• [Extrait du texte]
========================================
Denis Villeneuve qui nous a habitué jusqu’à maintenant à un cinéma convenu, ennuyant, moralisateur et même abjecte par moment, signe ici, son premier film décent (ou le contraire). ♥♥♥½/♥♥
Un professeur d’histoire sans histoire découvre qu’il a un sosie identique en tout point, un acteur de seconde zone.
POUR: Tourné avant Prisoner, mais prenant l’affiche aujourd’hui, Enemy marque les premiers pas anglophone de Denis Villeneuve. Il inscrit son film dans une lignée de film à énigme. Les Mulholland Drive, Eyes Wide Shut, Images, Donnie Darko, Memento, Slipstream, Persona, certains films de Cronenberg, tous ces films qui laissent en suspens la résolution de l’intrigue complexe…
De ces références, Denis Villeneuve ne réussit jamais à s’en affranchir totalement. Une histoire de clé qui fait passer à la fameuse Clé Bleu de Mulholland Drive, voir même à la pièce de monnaie dans Somewhere in Time, des rencontres secrètes à la Eyes Wide Shut, le monde du cinéma comme Mulholland Drive et Slipstream, il filme Toronto comme on ne l’avait pas vu depuis Cronenberg à ses débuts, tout le jeux du double rappel étrangement Persona et, encore une fois, Mulholland Drive, jusqu’à la présence d’Isabella Rossellini qui rappelle les films de David Lynch. Même le montage et l’utilisation de la musique nous rappelle certains de ces films.
========================================
• [Objectif 1] Recopiez sans rien changer les lignes des entrées, en commençant à la ligne qui contient « line-regulation-title: Line Regulation » et en vous arrêtant après celle qui contient « c2-ytick-label: 600 (781, 383, 808, 399) ».
========================================
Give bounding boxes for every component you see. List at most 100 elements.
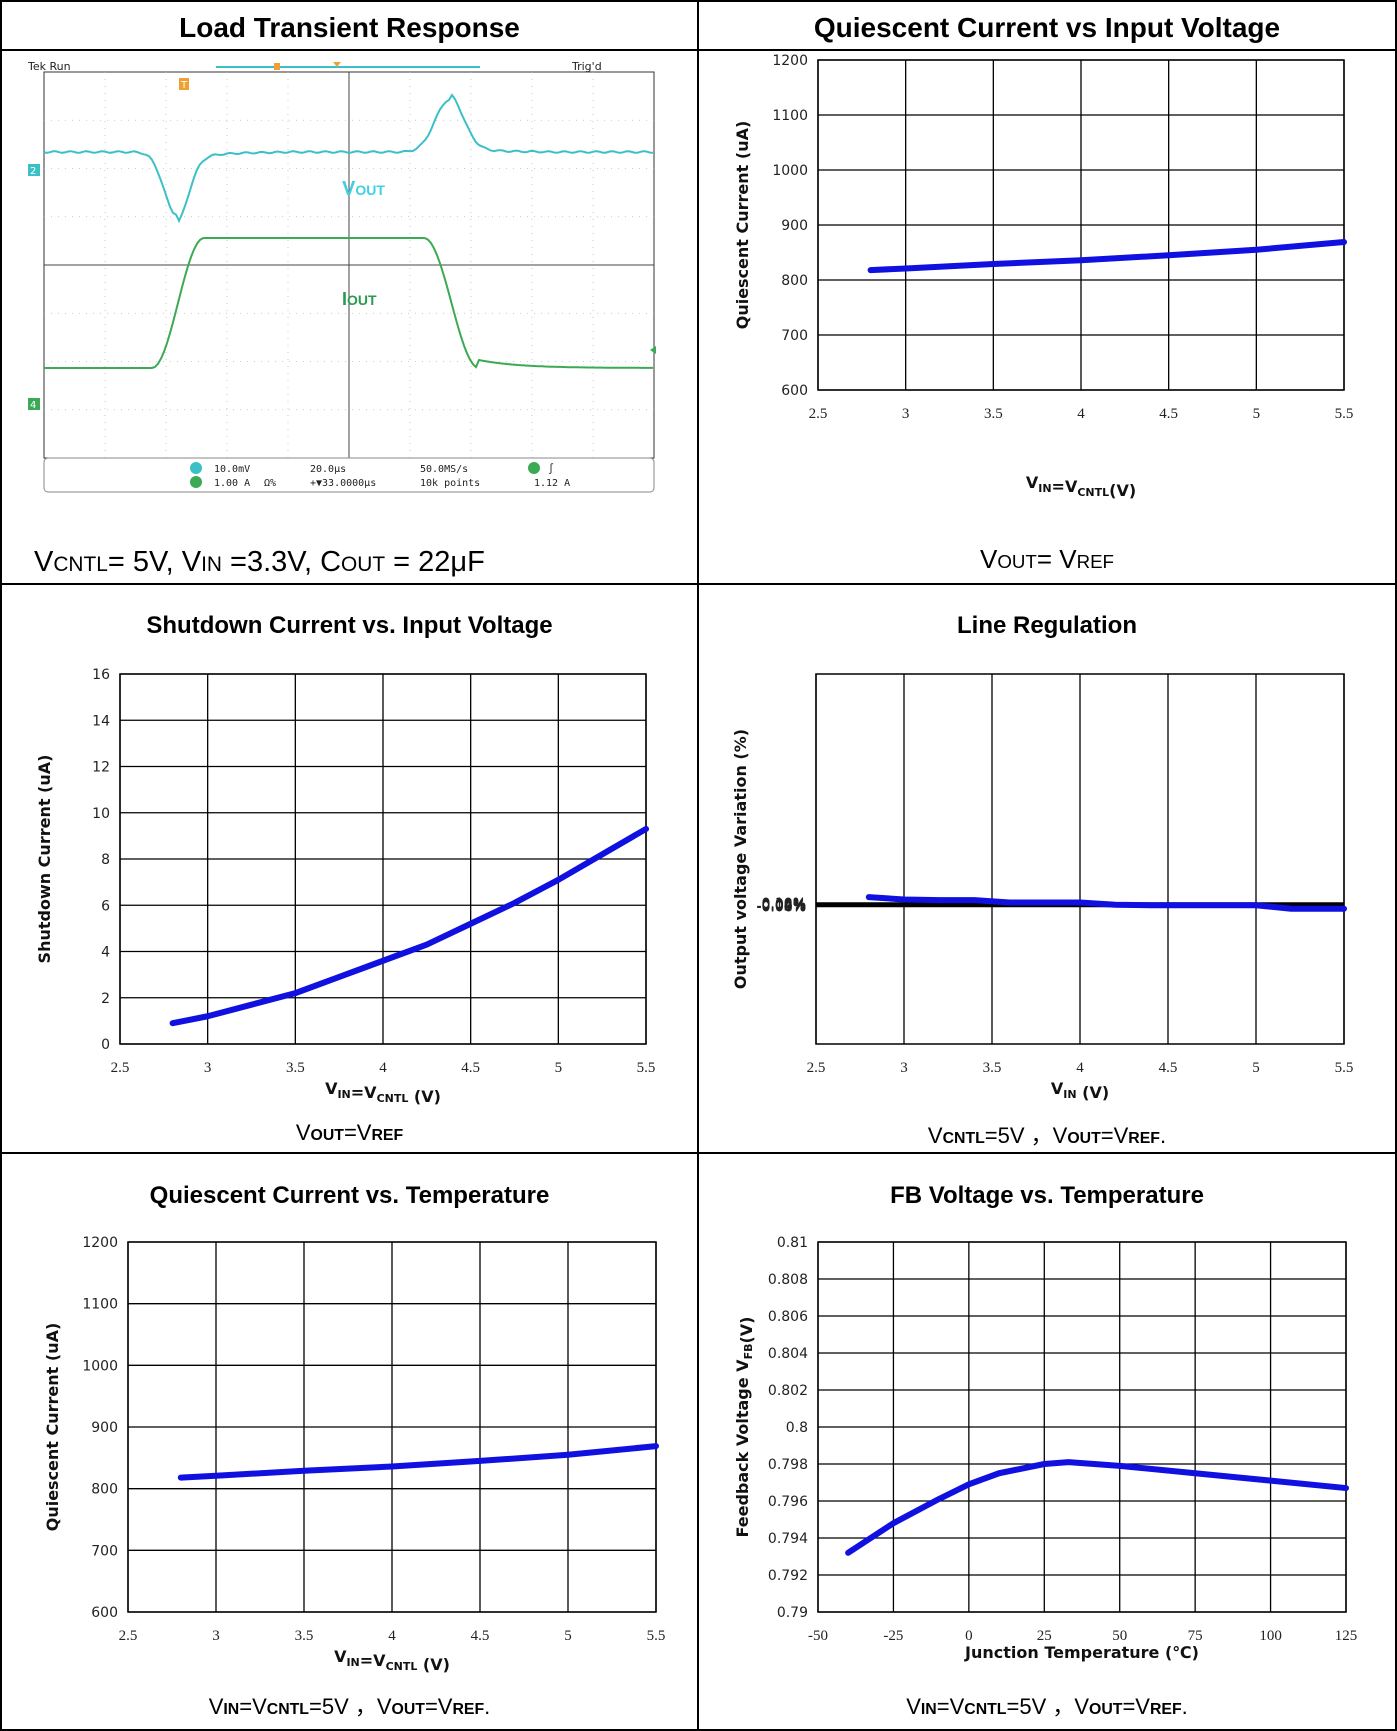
line-regulation-title: Line Regulation (957, 612, 1137, 639)
scope-status-left: Tek Run (27, 60, 71, 73)
iout-label: IOUT (342, 289, 377, 309)
c3-gridlines (119, 673, 647, 1045)
c2-xtick-label: 4 (1077, 406, 1085, 422)
ch4-readout-badge (190, 476, 202, 488)
ch2-marker: 2 (28, 164, 40, 177)
c6-plot-frame (817, 1241, 1347, 1613)
scope-trig-t-marker: T (179, 78, 189, 91)
c2-ytick-label: 600 (781, 383, 808, 399)
c4-plot-frame (815, 673, 1345, 1045)
c3-xtick-label: 4 (379, 1060, 387, 1076)
c5-plot-frame (127, 1241, 657, 1613)
line-regulation-chart: 2.5 3 3.5 4 4.5 5 5.5 -0.06%-0.04%-0.02%0.00%0.… (731, 673, 1354, 1102)
load-transient-caption: VCNTL= 5V, VIN =3.3V, COUT = 22μF (34, 546, 485, 578)
timebase: 20.0μs (310, 464, 346, 475)
oscilloscope-capture: Tek Run Trig'd T 2 4 VOUT IOUT 10.0mV 1.… (27, 60, 656, 493)
c4-ytick-label: -0.02% (756, 899, 806, 915)
c2-ytick-label: 800 (781, 273, 808, 289)
trigger-level: 1.12 A (534, 478, 570, 489)
c5-xtick-label: 3 (212, 1628, 220, 1644)
c6-ytick-label: 0.8 (786, 1420, 808, 1436)
c2-ytick-label: 1100 (772, 108, 808, 124)
quiescent-vs-input-title: Quiescent Current vs Input Voltage (813, 12, 1281, 43)
c4-ytick-label: 0.02% (762, 898, 806, 914)
c4-ytick-label: 0.06% (762, 897, 806, 913)
c6-ytick-label: 0.79 (777, 1605, 808, 1621)
c5-xtick-label: 5 (564, 1628, 572, 1644)
c6-ytick-label: 0.794 (768, 1531, 808, 1547)
c2-ytick-label: 900 (781, 218, 808, 234)
c6-ytick-label: 0.806 (768, 1309, 808, 1325)
c2-ytick-label: 1200 (772, 53, 808, 69)
c6-ytick-label: 0.804 (768, 1346, 808, 1362)
c3-series-line (169, 825, 649, 1027)
c4-xtick-label: 4 (1076, 1060, 1084, 1076)
scope-record-marker (274, 63, 280, 70)
c6-y-axis-label: Feedback Voltage VFB(V) (733, 1317, 756, 1538)
ch2-scale: 10.0mV (214, 464, 250, 475)
c3-ytick-label: 4 (101, 945, 110, 961)
c5-y-axis-label: Quiescent Current (uA) (43, 1323, 62, 1532)
c4-xtick-label: 3.5 (983, 1060, 1002, 1076)
c6-series-line (845, 1459, 1349, 1556)
c4-xtick-label: 5.5 (1335, 1060, 1354, 1076)
scope-trigger-arrow (333, 62, 341, 67)
c2-y-axis-label: Quiescent Current (uA) (733, 121, 752, 330)
c6-xtick-label: 75 (1188, 1628, 1203, 1644)
c6-xtick-label: 100 (1259, 1628, 1282, 1644)
c4-xtick-label: 4.5 (1159, 1060, 1178, 1076)
c5-xtick-label: 5.5 (647, 1628, 666, 1644)
c5-ytick-label: 1200 (82, 1235, 118, 1251)
c6-gridlines (817, 1241, 1347, 1613)
quiescent-input-caption: VOUT= VREF (980, 544, 1114, 574)
c2-ytick-label: 1000 (772, 163, 808, 179)
c4-y-axis-label: Output voltage Variation (%) (731, 729, 750, 989)
vout-trace (43, 93, 654, 224)
c5-ytick-label: 800 (91, 1482, 118, 1498)
c5-ytick-label: 700 (91, 1543, 118, 1559)
shutdown-caption: VOUT=VREF (295, 1120, 404, 1145)
c6-ytick-label: 0.796 (768, 1494, 808, 1510)
scope-trig-level-marker (650, 346, 656, 354)
c2-xtick-label: 4.5 (1159, 406, 1178, 422)
c3-ytick-label: 6 (101, 898, 110, 914)
c6-xtick-label: -50 (808, 1628, 828, 1644)
c4-series-line (865, 894, 1347, 912)
c3-ytick-label: 0 (101, 1037, 110, 1053)
record-points: 10k points (420, 478, 480, 489)
vout-label: VOUT (342, 178, 385, 200)
c6-ytick-label: 0.81 (777, 1235, 808, 1251)
scope-trig-t-label: T (180, 80, 188, 91)
c5-xtick-label: 2.5 (119, 1628, 138, 1644)
c3-xtick-label: 3 (204, 1060, 212, 1076)
c4-ytick-label: 0.00% (762, 898, 806, 914)
c4-ytick-label: -0.06% (756, 900, 806, 916)
ch2-readout-badge (190, 462, 202, 474)
scope-status-right: Trig'd (571, 60, 602, 73)
ch4-scale: 1.00 A (214, 478, 250, 489)
c4-ytick-label: 0.04% (762, 897, 806, 913)
sample-rate: 50.0MS/s (420, 464, 468, 475)
fb-voltage-chart: -50 -25 0 25 50 75 100 125 0.79 0.792 0.794 0.796 0.… (733, 1235, 1357, 1662)
c3-ytick-label: 16 (92, 667, 110, 683)
c2-series-line (867, 239, 1347, 274)
line-regulation-caption: VCNTL=5V ，VOUT=VREF. (927, 1123, 1167, 1148)
quiescent-vs-temp-chart: 2.5 3 3.5 4 4.5 5 5.5 600 700 800 900 1000 1100 1200 V… (43, 1235, 666, 1674)
quiescent-vs-temp-title: Quiescent Current vs. Temperature (149, 1182, 550, 1209)
c6-xtick-label: 25 (1037, 1628, 1052, 1644)
ch2-marker-label: 2 (30, 166, 36, 177)
c6-ytick-label: 0.798 (768, 1457, 808, 1473)
c3-ytick-label: 12 (92, 760, 110, 776)
c3-x-axis-label: VIN=VCNTL (V) (325, 1079, 441, 1106)
ch4-marker: 4 (28, 398, 40, 411)
c2-xtick-label: 5.5 (1335, 406, 1354, 422)
fb-voltage-caption: VIN=VCNTL=5V ，VOUT=VREF. (906, 1694, 1188, 1719)
c6-ytick-label: 0.808 (768, 1272, 808, 1288)
c3-plot-frame (119, 673, 647, 1045)
c5-ytick-label: 1100 (82, 1297, 118, 1313)
c2-x-axis-label: VIN=VCNTL(V) (1026, 473, 1136, 500)
c4-ytick-label: 0.10% (762, 896, 806, 912)
c2-ytick-label: 700 (781, 328, 808, 344)
shutdown-current-title: Shutdown Current vs. Input Voltage (146, 612, 553, 639)
quiescent-vs-input-chart: 2.5 3 3.5 4 4.5 5 5.5 600 700 800 900 1000 1100 1200 V… (733, 53, 1354, 500)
========================================
• [Objectif 2] Reprenez mot pour mot le passage de la critique du film Enemy qui commence aux mots « Denis Villeneuve qui » et s'arrête après « de seconde zone. ».

• [Réponse attendue 1]
line-regulation-title: Line Regulation (957, 612, 1137, 639)
scope-status-left: Tek Run (27, 60, 71, 73)
iout-label: IOUT (342, 289, 377, 309)
c3-gridlines (119, 673, 647, 1045)
c2-xtick-label: 4 (1077, 406, 1085, 422)
ch4-readout-badge (190, 476, 202, 488)
ch2-marker: 2 (28, 164, 40, 177)
c6-plot-frame (817, 1241, 1347, 1613)
scope-trig-t-marker: T (179, 78, 189, 91)
c2-ytick-label: 600 (781, 383, 808, 399)

• [Réponse attendue 2]
Denis Villeneuve qui nous a habitué jusqu’à maintenant à un cinéma convenu, ennuyant, moralisateur et même abjecte par moment, signe ici, son premier film décent (ou le contraire). ♥♥♥½/♥♥
Un professeur d’histoire sans histoire découvre qu’il a un sosie identique en tout point, un acteur de seconde zone.